- [Objetivo del ejercicio]: Copia el fragmento seleccionado entre "Con mi vieja nos" y "ponga en duda.", ambos incluidos, y sustituye "vieja" por "madre".

- [Fragmento seleccionado]:
----------------------------------------
Negada y con furia. Desentendida. Humillada varias veces. Banalizada. De esa manera viví mucho tiempo. Pero crecí. Pasaron los años y mi sentimiento, lejos de desvanecerse, se solidificó. Fue entonces cuando finalmente comprendí y terminé de aceptar que mi constitución es azul y blanca, que jamás será de otra manera, y por lo tanto, lo que el mundo diga sin cuidado me tendrá. Fue más fácil, claro.
Es que preferí quedarme con recuerdos. Con presentes y futuros. Un día (en realidad creo que fueron cientos), fui arquera en una cancha de cemento rugoso, con rejas negras oxidadas alrededor. Era el lugar donde debía estar el auto de la familia, en la puerta de casa. Mi primo pateaba siempre. Se entrenaba conmigo (entendí después), porque compartíamos mucho tiempo juntos. Yo era Noce y tenía una participación estelar. Él variaba, a veces era Enría, otras el Pepe Albornoz. Hasta llegó a ser Madrid. Siempre me goleó. Yo era feliz porque en definitiva, el Lobo hacía goles.
Con mi vieja nos hicimos solas. Crecimos y nos nutrimos la una de la otra. Creo que ir al Bosque siempre fue una excusa para poder pasearme con semejante mina al lado, presumir con mi vieja y abrazarla en cada gol. Si, sin dudas. Con ella, y después con mi hermano. Me acuerdo del gol de Niell. El tercero, a Rafaela en la promoción de 2009. (El nudo en la garganta me inmoviliza los dedos). Esas miradas inundadas de felicidad sellaron nuestro vínculo profundamente. Las palabras sobraron, solo la mirada y el abrazo bastó.
Pero sin dudas, el más grande de todos. Mi abuelo. Mi viejo. Ese tipo que, disculpen, pero para mí es quien tiene la verdad absoluta. Dicen que tal espécimen no existe, dejen que lo ponga en duda.
----------------------------------------
- [Datos proporcionados]:
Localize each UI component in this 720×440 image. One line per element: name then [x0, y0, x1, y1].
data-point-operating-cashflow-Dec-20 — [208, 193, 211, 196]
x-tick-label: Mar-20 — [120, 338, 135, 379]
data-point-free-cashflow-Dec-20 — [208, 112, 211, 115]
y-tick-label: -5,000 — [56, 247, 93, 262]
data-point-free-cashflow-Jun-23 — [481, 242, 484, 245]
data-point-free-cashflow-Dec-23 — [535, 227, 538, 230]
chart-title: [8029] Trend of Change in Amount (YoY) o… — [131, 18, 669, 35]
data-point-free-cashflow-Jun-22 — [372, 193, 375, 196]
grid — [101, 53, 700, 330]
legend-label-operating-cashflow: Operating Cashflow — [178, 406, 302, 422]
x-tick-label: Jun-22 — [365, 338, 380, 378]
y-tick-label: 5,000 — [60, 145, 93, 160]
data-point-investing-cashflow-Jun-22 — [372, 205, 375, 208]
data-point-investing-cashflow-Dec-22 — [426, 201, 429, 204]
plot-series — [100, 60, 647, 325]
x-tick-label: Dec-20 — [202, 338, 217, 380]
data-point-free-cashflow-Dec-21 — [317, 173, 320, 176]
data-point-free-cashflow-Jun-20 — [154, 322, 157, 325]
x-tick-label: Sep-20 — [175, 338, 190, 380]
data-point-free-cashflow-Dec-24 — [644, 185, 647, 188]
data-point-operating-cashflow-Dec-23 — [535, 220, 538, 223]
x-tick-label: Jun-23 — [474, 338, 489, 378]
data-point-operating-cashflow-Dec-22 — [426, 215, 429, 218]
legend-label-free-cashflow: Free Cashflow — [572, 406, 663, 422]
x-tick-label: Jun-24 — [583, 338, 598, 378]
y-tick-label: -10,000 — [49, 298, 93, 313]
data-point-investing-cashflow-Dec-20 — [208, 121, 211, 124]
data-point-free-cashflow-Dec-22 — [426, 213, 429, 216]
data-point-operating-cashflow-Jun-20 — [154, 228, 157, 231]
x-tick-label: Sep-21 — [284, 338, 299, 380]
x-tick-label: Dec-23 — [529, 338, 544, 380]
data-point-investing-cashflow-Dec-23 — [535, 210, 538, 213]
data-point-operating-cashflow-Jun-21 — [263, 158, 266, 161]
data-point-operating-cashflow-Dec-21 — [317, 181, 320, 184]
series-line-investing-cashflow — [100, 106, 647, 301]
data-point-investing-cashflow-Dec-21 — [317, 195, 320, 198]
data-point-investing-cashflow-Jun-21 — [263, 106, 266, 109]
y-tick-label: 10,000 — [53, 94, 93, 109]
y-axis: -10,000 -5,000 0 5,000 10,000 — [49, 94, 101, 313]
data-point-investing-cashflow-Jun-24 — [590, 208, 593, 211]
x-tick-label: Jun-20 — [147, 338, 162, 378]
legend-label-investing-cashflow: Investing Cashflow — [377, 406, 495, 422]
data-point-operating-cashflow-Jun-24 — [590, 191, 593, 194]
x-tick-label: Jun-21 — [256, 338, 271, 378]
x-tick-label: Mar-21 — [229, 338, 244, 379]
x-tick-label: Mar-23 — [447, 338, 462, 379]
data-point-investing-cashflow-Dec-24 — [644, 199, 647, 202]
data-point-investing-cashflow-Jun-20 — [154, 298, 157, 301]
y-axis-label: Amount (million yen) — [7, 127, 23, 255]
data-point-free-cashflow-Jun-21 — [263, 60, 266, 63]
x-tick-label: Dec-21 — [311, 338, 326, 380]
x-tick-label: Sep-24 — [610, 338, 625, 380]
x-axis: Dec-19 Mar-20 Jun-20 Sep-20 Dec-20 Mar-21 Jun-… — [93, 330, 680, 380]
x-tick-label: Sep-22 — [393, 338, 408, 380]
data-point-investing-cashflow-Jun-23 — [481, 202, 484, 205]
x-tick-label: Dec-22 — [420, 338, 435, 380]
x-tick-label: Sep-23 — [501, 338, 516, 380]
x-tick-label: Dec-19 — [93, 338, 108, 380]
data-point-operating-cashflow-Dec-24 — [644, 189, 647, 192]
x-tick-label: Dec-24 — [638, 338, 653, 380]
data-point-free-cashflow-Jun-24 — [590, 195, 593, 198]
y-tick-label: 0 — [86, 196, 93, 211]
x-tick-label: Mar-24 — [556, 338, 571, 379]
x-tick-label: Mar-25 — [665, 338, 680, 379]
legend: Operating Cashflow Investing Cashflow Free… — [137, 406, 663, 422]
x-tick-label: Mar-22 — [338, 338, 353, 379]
----------------------------------------
- [Respuesta escrita]:
Con mi madre nos hicimos solas. Crecimos y nos nutrimos la una de la otra. Creo que ir al Bosque siempre fue una excusa para poder pasearme con semejante mina al lado, presumir con mi madre y abrazarla en cada gol. Si, sin dudas. Con ella, y después con mi hermano. Me acuerdo del gol de Niell. El tercero, a Rafaela en la promoción de 2009. (El nudo en la garganta me inmoviliza los dedos). Esas miradas inundadas de felicidad sellaron nuestro vínculo profundamente. Las palabras sobraron, solo la mirada y el abrazo bastó.
Pero sin dudas, el más grande de todos. Mi abuelo. Mi viejo. Ese tipo que, disculpen, pero para mí es quien tiene la verdad absoluta. Dicen que tal espécimen no existe, dejen que lo ponga en duda.